## Stated problem
Return the listing word for word, as given.

Dataset excerpt
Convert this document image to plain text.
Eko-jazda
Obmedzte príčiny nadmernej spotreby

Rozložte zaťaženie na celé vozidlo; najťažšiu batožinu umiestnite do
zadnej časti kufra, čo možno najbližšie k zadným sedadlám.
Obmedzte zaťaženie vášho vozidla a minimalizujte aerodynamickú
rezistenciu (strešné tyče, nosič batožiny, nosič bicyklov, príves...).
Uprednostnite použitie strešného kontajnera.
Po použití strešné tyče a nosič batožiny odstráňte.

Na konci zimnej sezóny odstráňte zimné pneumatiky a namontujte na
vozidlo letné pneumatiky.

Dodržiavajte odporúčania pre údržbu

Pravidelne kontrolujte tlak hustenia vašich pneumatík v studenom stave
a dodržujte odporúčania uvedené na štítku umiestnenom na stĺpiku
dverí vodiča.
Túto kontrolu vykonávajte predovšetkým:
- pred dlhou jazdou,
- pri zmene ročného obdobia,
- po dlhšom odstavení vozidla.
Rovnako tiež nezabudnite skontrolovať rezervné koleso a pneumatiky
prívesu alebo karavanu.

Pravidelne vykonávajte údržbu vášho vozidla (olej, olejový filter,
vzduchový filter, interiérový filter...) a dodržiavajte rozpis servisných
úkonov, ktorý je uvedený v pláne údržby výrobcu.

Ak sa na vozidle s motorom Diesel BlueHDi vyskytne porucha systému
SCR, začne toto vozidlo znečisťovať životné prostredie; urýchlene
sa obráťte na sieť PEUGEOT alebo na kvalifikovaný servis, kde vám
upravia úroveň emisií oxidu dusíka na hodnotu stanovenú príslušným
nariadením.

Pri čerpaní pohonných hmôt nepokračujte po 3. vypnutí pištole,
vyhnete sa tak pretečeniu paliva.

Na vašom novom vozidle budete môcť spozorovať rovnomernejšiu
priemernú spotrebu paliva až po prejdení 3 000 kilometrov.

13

## Result below
Convert this document image to plain text.
Eko-jazda
Obmedzte príčiny nadmernej spotreby

Rozložte zaťaženie na celé vozidlo; najťažšiu batožinu umiestnite do
zadnej časti kufra, čo možno najbližšie k zadným sedadlám.
Obmedzte zaťaženie vášho vozidla a minimalizujte aerodynamickú
rezistenciu (strešné tyče, nosič batožiny, nosič bicyklov, príves...).
Uprednostnite použitie strešného kontajnera.
Po použití strešné tyče a nosič batožiny odstráňte.

Na konci zimnej sezóny odstráňte zimné pneumatiky a namontujte na
vozidlo letné pneumatiky.

Dodržiavajte odporúčania pre údržbu

Pravidelne kontrolujte tlak hustenia vašich pneumatík v studenom stave
a dodržujte odporúčania uvedené na štítku umiestnenom na stĺpiku
dverí vodiča.
Túto kontrolu vykonávajte predovšetkým:
- pred dlhou jazdou,
- pri zmene ročného obdobia,
- po dlhšom odstavení vozidla.
Rovnako tiež nezabudnite skontrolovať rezervné koleso a pneumatiky
prívesu alebo karavanu.

Pravidelne vykonávajte údržbu vášho vozidla (olej, olejový filter,
vzduchový filter, interiérový filter...) a dodržiavajte rozpis servisných
úkonov, ktorý je uvedený v pláne údržby výrobcu.

Ak sa na vozidle s motorom Diesel BlueHDi vyskytne porucha systému
SCR, začne toto vozidlo znečisťovať životné prostredie; urýchlene
sa obráťte na sieť PEUGEOT alebo na kvalifikovaný servis, kde vám
upravia úroveň emisií oxidu dusíka na hodnotu stanovenú príslušným
nariadením.

Pri čerpaní pohonných hmôt nepokračujte po 3. vypnutí pištole,
vyhnete sa tak pretečeniu paliva.

Na vašom novom vozidle budete môcť spozorovať rovnomernejšiu
priemernú spotrebu paliva až po prejdení 3 000 kilometrov.

13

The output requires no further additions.